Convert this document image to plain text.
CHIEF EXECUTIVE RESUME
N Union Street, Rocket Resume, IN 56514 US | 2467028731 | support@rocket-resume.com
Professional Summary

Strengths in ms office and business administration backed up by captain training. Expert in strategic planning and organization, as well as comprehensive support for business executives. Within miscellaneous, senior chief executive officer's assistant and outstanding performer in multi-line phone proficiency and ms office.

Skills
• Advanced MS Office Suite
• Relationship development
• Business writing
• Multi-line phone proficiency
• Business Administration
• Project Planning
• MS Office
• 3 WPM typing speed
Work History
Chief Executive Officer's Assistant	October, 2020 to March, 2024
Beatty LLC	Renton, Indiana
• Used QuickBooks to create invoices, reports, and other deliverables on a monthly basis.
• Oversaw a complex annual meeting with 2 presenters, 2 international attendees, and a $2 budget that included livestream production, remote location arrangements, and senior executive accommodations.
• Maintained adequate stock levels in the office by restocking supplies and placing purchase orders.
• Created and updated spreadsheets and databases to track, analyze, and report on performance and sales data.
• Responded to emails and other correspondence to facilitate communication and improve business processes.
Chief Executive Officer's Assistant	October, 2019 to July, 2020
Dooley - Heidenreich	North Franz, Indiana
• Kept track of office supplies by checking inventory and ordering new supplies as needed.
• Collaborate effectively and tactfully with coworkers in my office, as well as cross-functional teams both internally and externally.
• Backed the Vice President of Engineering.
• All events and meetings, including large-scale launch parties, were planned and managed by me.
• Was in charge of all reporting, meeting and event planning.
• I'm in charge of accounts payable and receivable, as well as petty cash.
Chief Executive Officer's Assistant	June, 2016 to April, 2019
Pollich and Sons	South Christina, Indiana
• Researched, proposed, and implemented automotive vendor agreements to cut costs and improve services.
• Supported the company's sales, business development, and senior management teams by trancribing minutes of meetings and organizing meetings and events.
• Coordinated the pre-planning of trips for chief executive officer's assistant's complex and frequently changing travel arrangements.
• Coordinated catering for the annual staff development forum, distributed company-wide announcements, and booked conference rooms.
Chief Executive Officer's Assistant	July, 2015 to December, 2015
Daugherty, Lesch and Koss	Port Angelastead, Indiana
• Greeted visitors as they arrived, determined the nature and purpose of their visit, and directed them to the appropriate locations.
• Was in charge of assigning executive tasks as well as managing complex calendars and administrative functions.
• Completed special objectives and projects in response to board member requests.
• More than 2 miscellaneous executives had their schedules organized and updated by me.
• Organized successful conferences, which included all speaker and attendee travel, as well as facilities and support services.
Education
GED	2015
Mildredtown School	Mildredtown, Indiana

━━━━━━━━━━━━━━━━━━━━━━━━━━━━━━

Output the records exactly, including every line.

- [Exercise output]
Convert this document image to plain text.
CHIEF EXECUTIVE RESUME
N Union Street, Rocket Resume, IN 56514 US | 2467028731 | support@rocket-resume.com
Professional Summary

Strengths in ms office and business administration backed up by captain training. Expert in strategic planning and organization, as well as comprehensive support for business executives. Within miscellaneous, senior chief executive officer's assistant and outstanding performer in multi-line phone proficiency and ms office.

Skills
• Advanced MS Office Suite
• Relationship development
• Business writing
• Multi-line phone proficiency
• Business Administration
• Project Planning
• MS Office
• 3 WPM typing speed
Work History
Chief Executive Officer's Assistant	October, 2020 to March, 2024
Beatty LLC	Renton, Indiana
• Used QuickBooks to create invoices, reports, and other deliverables on a monthly basis.
• Oversaw a complex annual meeting with 2 presenters, 2 international attendees, and a $2 budget that included livestream production, remote location arrangements, and senior executive accommodations.
• Maintained adequate stock levels in the office by restocking supplies and placing purchase orders.
• Created and updated spreadsheets and databases to track, analyze, and report on performance and sales data.
• Responded to emails and other correspondence to facilitate communication and improve business processes.
Chief Executive Officer's Assistant	October, 2019 to July, 2020
Dooley - Heidenreich	North Franz, Indiana
• Kept track of office supplies by checking inventory and ordering new supplies as needed.
• Collaborate effectively and tactfully with coworkers in my office, as well as cross-functional teams both internally and externally.
• Backed the Vice President of Engineering.
• All events and meetings, including large-scale launch parties, were planned and managed by me.
• Was in charge of all reporting, meeting and event planning.
• I'm in charge of accounts payable and receivable, as well as petty cash.
Chief Executive Officer's Assistant	June, 2016 to April, 2019
Pollich and Sons	South Christina, Indiana
• Researched, proposed, and implemented automotive vendor agreements to cut costs and improve services.
• Supported the company's sales, business development, and senior management teams by trancribing minutes of meetings and organizing meetings and events.
• Coordinated the pre-planning of trips for chief executive officer's assistant's complex and frequently changing travel arrangements.
• Coordinated catering for the annual staff development forum, distributed company-wide announcements, and booked conference rooms.
Chief Executive Officer's Assistant	July, 2015 to December, 2015
Daugherty, Lesch and Koss	Port Angelastead, Indiana
• Greeted visitors as they arrived, determined the nature and purpose of their visit, and directed them to the appropriate locations.
• Was in charge of assigning executive tasks as well as managing complex calendars and administrative functions.
• Completed special objectives and projects in response to board member requests.
• More than 2 miscellaneous executives had their schedules organized and updated by me.
• Organized successful conferences, which included all speaker and attendee travel, as well as facilities and support services.
Education
GED	2015
Mildredtown School	Mildredtown, Indiana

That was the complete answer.